* Task prompt
Copy each line exactly. Drop every picture.

* Data records
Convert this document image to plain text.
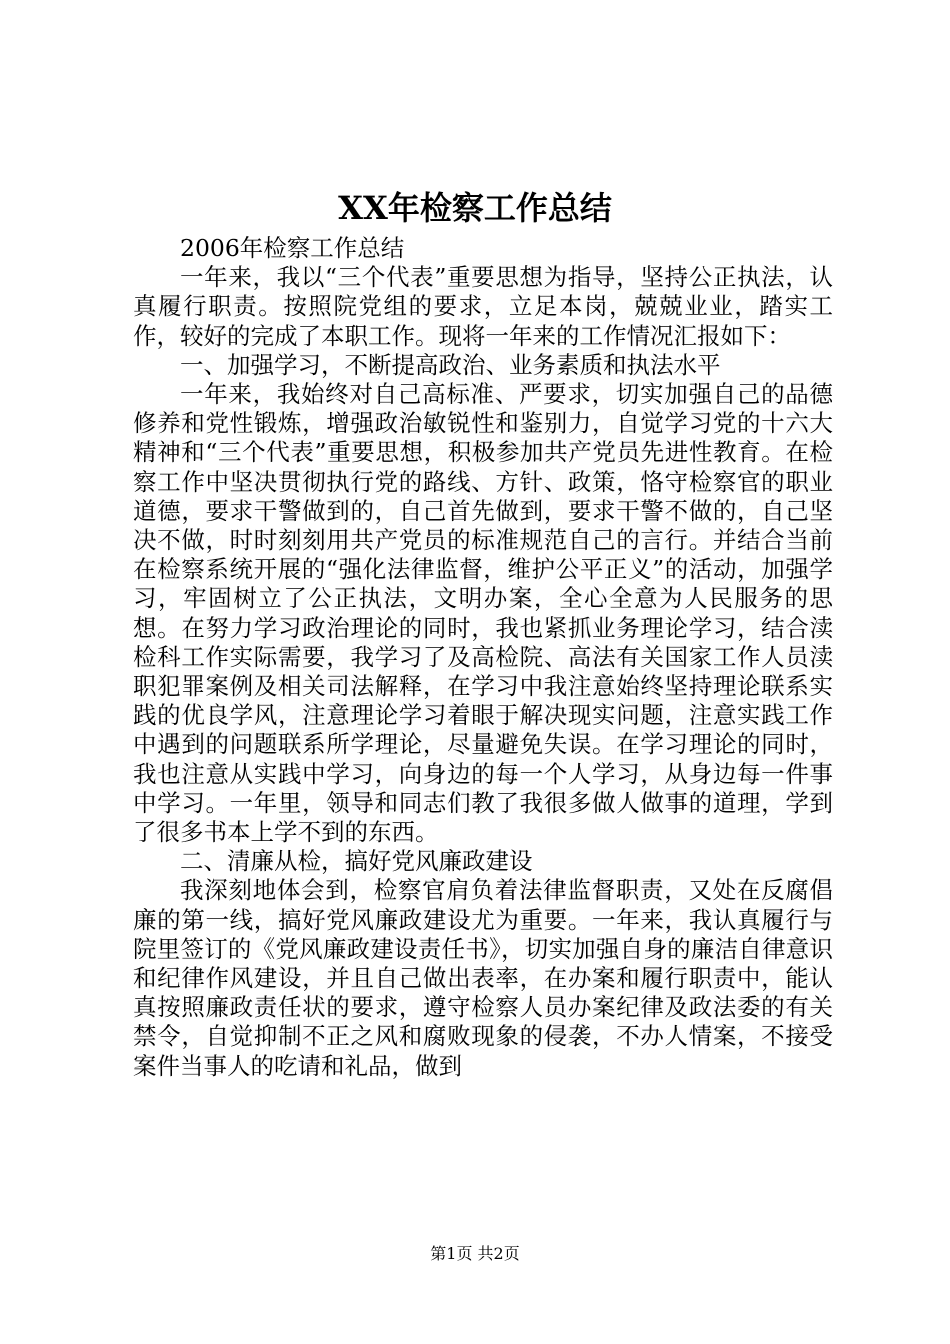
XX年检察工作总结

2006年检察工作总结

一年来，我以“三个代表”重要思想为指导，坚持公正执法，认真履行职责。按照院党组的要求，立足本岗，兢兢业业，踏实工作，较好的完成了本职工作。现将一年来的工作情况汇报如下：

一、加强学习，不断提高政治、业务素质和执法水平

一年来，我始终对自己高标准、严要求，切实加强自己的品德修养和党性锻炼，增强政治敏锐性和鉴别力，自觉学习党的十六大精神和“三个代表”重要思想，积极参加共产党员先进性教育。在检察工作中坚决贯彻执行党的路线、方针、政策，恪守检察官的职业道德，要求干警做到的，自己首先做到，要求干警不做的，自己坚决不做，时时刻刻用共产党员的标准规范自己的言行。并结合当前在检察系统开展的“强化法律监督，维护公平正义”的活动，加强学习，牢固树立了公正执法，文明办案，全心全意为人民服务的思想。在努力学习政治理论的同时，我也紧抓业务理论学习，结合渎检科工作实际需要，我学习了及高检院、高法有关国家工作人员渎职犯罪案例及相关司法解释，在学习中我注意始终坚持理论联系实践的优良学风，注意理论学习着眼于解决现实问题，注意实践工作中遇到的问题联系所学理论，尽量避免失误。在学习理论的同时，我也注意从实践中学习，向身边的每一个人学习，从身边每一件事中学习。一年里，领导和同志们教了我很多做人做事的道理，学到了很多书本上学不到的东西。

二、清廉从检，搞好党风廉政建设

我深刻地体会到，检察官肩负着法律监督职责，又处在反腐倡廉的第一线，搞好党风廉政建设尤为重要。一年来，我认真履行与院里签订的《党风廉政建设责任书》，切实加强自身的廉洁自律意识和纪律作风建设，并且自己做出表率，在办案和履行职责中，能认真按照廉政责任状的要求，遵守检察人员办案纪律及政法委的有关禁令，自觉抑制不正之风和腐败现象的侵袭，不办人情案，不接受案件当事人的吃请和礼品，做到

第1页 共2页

* Response to this exercise
Convert this document image to plain text.
XX年检察工作总结

2006年检察工作总结

一年来，我以“三个代表”重要思想为指导，坚持公正执法，认真履行职责。按照院党组的要求，立足本岗，兢兢业业，踏实工作，较好的完成了本职工作。现将一年来的工作情况汇报如下：

一、加强学习，不断提高政治、业务素质和执法水平

一年来，我始终对自己高标准、严要求，切实加强自己的品德修养和党性锻炼，增强政治敏锐性和鉴别力，自觉学习党的十六大精神和“三个代表”重要思想，积极参加共产党员先进性教育。在检察工作中坚决贯彻执行党的路线、方针、政策，恪守检察官的职业道德，要求干警做到的，自己首先做到，要求干警不做的，自己坚决不做，时时刻刻用共产党员的标准规范自己的言行。并结合当前在检察系统开展的“强化法律监督，维护公平正义”的活动，加强学习，牢固树立了公正执法，文明办案，全心全意为人民服务的思想。在努力学习政治理论的同时，我也紧抓业务理论学习，结合渎检科工作实际需要，我学习了及高检院、高法有关国家工作人员渎职犯罪案例及相关司法解释，在学习中我注意始终坚持理论联系实践的优良学风，注意理论学习着眼于解决现实问题，注意实践工作中遇到的问题联系所学理论，尽量避免失误。在学习理论的同时，我也注意从实践中学习，向身边的每一个人学习，从身边每一件事中学习。一年里，领导和同志们教了我很多做人做事的道理，学到了很多书本上学不到的东西。

二、清廉从检，搞好党风廉政建设

我深刻地体会到，检察官肩负着法律监督职责，又处在反腐倡廉的第一线，搞好党风廉政建设尤为重要。一年来，我认真履行与院里签订的《党风廉政建设责任书》，切实加强自身的廉洁自律意识和纪律作风建设，并且自己做出表率，在办案和履行职责中，能认真按照廉政责任状的要求，遵守检察人员办案纪律及政法委的有关禁令，自觉抑制不正之风和腐败现象的侵袭，不办人情案，不接受案件当事人的吃请和礼品，做到

第1页 共2页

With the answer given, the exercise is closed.